*Task goal*
Please output every line of the material as it stands, without the pictures.

*Records for the exercise*
━━━━━━━━━━━━━━━━━━━━
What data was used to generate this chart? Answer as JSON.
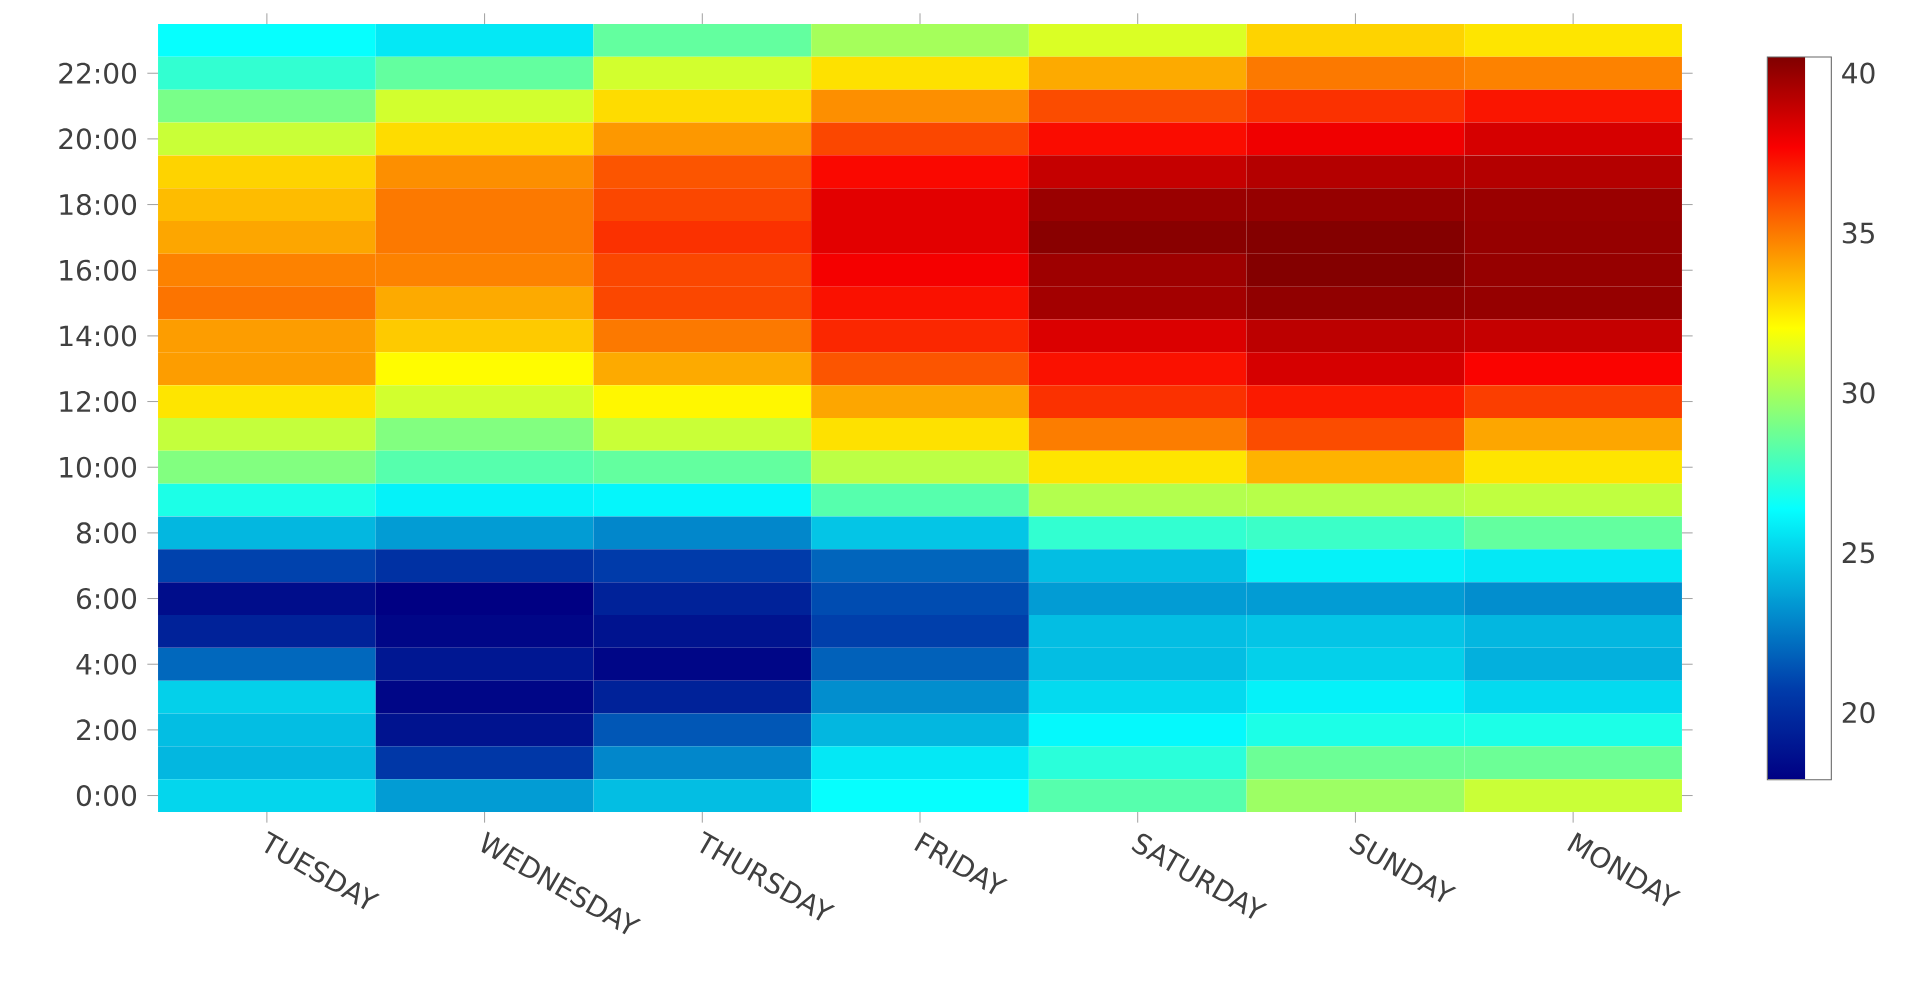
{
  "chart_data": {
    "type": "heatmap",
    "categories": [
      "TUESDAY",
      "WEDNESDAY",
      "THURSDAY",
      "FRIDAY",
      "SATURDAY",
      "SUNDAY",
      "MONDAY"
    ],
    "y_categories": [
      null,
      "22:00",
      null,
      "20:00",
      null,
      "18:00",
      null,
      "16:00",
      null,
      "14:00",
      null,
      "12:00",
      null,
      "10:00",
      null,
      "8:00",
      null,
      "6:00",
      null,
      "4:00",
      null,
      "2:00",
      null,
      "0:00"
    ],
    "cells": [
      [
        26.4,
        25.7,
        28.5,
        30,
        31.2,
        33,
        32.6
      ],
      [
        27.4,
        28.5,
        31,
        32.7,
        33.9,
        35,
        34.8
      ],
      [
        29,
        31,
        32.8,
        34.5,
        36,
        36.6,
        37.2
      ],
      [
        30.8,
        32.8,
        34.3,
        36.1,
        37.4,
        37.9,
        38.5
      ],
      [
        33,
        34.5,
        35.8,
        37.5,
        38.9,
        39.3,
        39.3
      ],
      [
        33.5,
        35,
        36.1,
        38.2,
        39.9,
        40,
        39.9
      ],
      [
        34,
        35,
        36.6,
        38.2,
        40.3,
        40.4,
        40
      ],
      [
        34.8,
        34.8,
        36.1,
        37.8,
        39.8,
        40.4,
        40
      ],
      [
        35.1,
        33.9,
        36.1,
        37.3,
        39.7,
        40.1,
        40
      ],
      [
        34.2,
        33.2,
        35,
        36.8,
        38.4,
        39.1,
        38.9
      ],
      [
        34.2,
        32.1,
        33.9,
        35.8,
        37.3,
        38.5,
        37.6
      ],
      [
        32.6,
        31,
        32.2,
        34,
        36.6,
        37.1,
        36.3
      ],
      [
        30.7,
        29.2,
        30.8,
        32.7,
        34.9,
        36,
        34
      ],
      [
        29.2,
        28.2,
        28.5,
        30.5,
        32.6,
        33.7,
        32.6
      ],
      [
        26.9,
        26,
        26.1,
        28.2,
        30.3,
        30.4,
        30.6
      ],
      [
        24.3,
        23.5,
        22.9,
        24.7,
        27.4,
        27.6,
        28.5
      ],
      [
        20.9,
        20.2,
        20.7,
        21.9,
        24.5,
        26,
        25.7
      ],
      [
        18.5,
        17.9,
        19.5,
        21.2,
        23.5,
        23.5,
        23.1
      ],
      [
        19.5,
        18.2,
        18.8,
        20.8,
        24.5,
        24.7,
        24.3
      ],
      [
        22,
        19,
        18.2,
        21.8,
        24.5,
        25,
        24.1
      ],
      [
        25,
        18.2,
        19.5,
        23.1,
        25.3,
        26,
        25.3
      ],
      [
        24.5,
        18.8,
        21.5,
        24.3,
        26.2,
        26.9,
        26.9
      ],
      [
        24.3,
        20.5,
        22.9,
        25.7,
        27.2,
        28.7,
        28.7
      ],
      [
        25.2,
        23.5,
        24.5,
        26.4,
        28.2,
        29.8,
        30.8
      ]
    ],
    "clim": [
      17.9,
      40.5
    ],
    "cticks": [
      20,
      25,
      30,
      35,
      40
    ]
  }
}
━━━━━━━━━━━━━━━━━━━━
*Solution to this problem*
What data was used to generate this chart? Answer as JSON.
{
  "chart_data": {
    "type": "heatmap",
    "categories": [
      "TUESDAY",
      "WEDNESDAY",
      "THURSDAY",
      "FRIDAY",
      "SATURDAY",
      "SUNDAY",
      "MONDAY"
    ],
    "y_categories": [
      null,
      "22:00",
      null,
      "20:00",
      null,
      "18:00",
      null,
      "16:00",
      null,
      "14:00",
      null,
      "12:00",
      null,
      "10:00",
      null,
      "8:00",
      null,
      "6:00",
      null,
      "4:00",
      null,
      "2:00",
      null,
      "0:00"
    ],
    "cells": [
      [
        26.4,
        25.7,
        28.5,
        30,
        31.2,
        33,
        32.6
      ],
      [
        27.4,
        28.5,
        31,
        32.7,
        33.9,
        35,
        34.8
      ],
      [
        29,
        31,
        32.8,
        34.5,
        36,
        36.6,
        37.2
      ],
      [
        30.8,
        32.8,
        34.3,
        36.1,
        37.4,
        37.9,
        38.5
      ],
      [
        33,
        34.5,
        35.8,
        37.5,
        38.9,
        39.3,
        39.3
      ],
      [
        33.5,
        35,
        36.1,
        38.2,
        39.9,
        40,
        39.9
      ],
      [
        34,
        35,
        36.6,
        38.2,
        40.3,
        40.4,
        40
      ],
      [
        34.8,
        34.8,
        36.1,
        37.8,
        39.8,
        40.4,
        40
      ],
      [
        35.1,
        33.9,
        36.1,
        37.3,
        39.7,
        40.1,
        40
      ],
      [
        34.2,
        33.2,
        35,
        36.8,
        38.4,
        39.1,
        38.9
      ],
      [
        34.2,
        32.1,
        33.9,
        35.8,
        37.3,
        38.5,
        37.6
      ],
      [
        32.6,
        31,
        32.2,
        34,
        36.6,
        37.1,
        36.3
      ],
      [
        30.7,
        29.2,
        30.8,
        32.7,
        34.9,
        36,
        34
      ],
      [
        29.2,
        28.2,
        28.5,
        30.5,
        32.6,
        33.7,
        32.6
      ],
      [
        26.9,
        26,
        26.1,
        28.2,
        30.3,
        30.4,
        30.6
      ],
      [
        24.3,
        23.5,
        22.9,
        24.7,
        27.4,
        27.6,
        28.5
      ],
      [
        20.9,
        20.2,
        20.7,
        21.9,
        24.5,
        26,
        25.7
      ],
      [
        18.5,
        17.9,
        19.5,
        21.2,
        23.5,
        23.5,
        23.1
      ],
      [
        19.5,
        18.2,
        18.8,
        20.8,
        24.5,
        24.7,
        24.3
      ],
      [
        22,
        19,
        18.2,
        21.8,
        24.5,
        25,
        24.1
      ],
      [
        25,
        18.2,
        19.5,
        23.1,
        25.3,
        26,
        25.3
      ],
      [
        24.5,
        18.8,
        21.5,
        24.3,
        26.2,
        26.9,
        26.9
      ],
      [
        24.3,
        20.5,
        22.9,
        25.7,
        27.2,
        28.7,
        28.7
      ],
      [
        25.2,
        23.5,
        24.5,
        26.4,
        28.2,
        29.8,
        30.8
      ]
    ],
    "clim": [
      17.9,
      40.5
    ],
    "cticks": [
      20,
      25,
      30,
      35,
      40
    ]
  }
}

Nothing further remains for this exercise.